TASK -> Which lines in the records below contain the word "peaceful"? Copy each one out.

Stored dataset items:
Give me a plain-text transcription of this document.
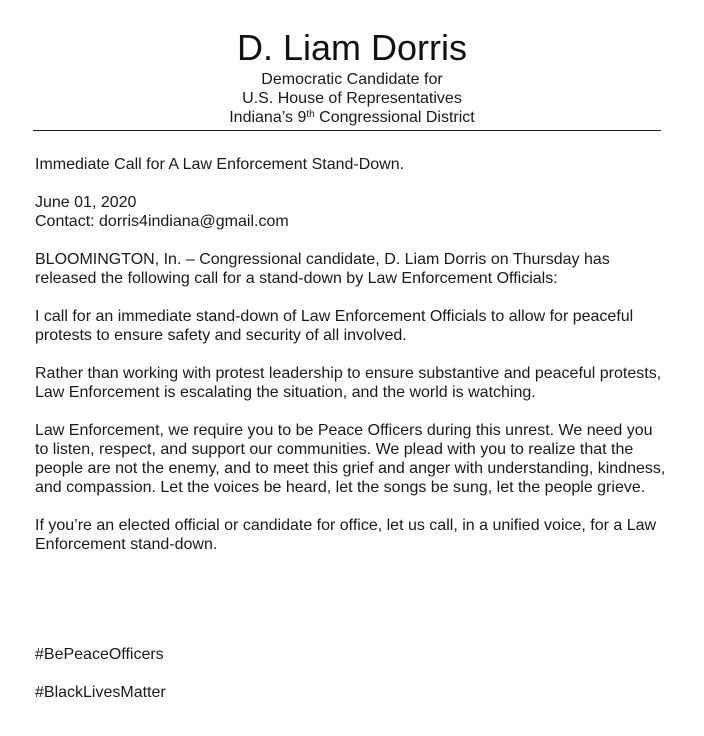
D. Liam Dorris

Democratic Candidate for

U.S. House of Representatives

Indiana’s 9th Congressional District

Immediate Call for A Law Enforcement Stand-Down.

June 01, 2020

Contact: dorris4indiana@gmail.com

BLOOMINGTON, In. – Congressional candidate, D. Liam Dorris on Thursday has released the following call for a stand-down by Law Enforcement Officials:

I call for an immediate stand-down of Law Enforcement Officials to allow for peaceful protests to ensure safety and security of all involved.

Rather than working with protest leadership to ensure substantive and peaceful protests, Law Enforcement is escalating the situation, and the world is watching.

Law Enforcement, we require you to be Peace Officers during this unrest. We need you to listen, respect, and support our communities. We plead with you to realize that the people are not the enemy, and to meet this grief and anger with understanding, kindness, and compassion. Let the voices be heard, let the songs be sung, let the people grieve.

If you’re an elected official or candidate for office, let us call, in a unified voice, for a Law Enforcement stand-down.

#BePeaceOfficers

#BlackLivesMatter
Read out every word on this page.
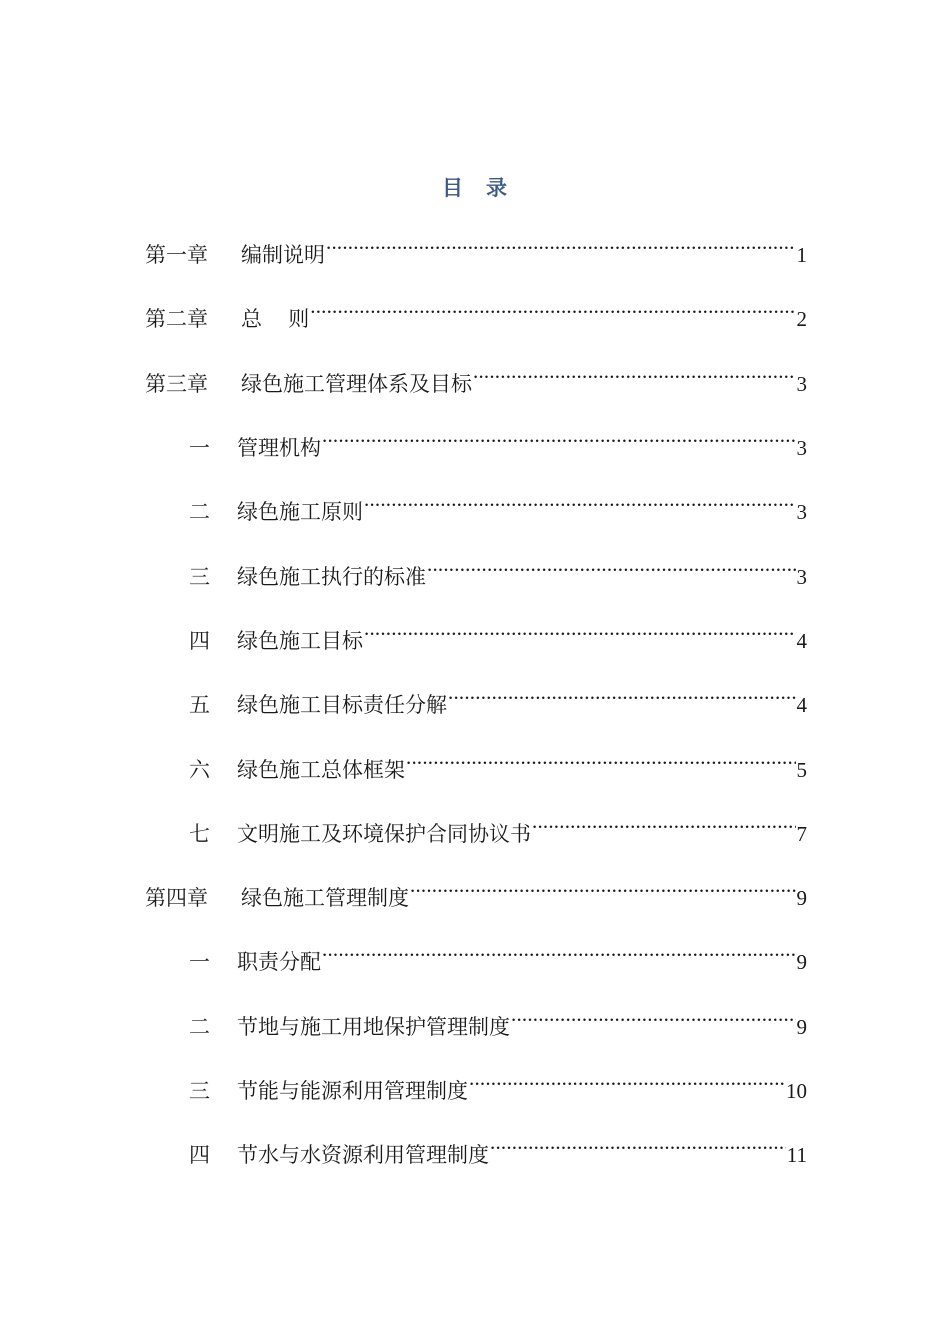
目 录
第一章	编制说明 .....	1
第二章	总　 则 .....	2
第三章	绿色施工管理体系及目标 .....	3
一	管理机构 .....	3
二	绿色施工原则 .....	3
三	绿色施工执行的标准 .....	3
四	绿色施工目标 .....	4
五	绿色施工目标责任分解 .....	4
六	绿色施工总体框架 .....	5
七	文明施工及环境保护合同协议书 .....	7
第四章	绿色施工管理制度 .....	9
一	职责分配 .....	9
二	节地与施工用地保护管理制度 .....	9
三	节能与能源利用管理制度 .....	10
四	节水与水资源利用管理制度 .....	11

THE RESULT ->
I call for an immediate stand-down of Law Enforcement Officials to allow for peaceful protests to ensure safety and security of all involved.
Rather than working with protest leadership to ensure substantive and peaceful protests, Law Enforcement is escalating the situation, and the world is watching.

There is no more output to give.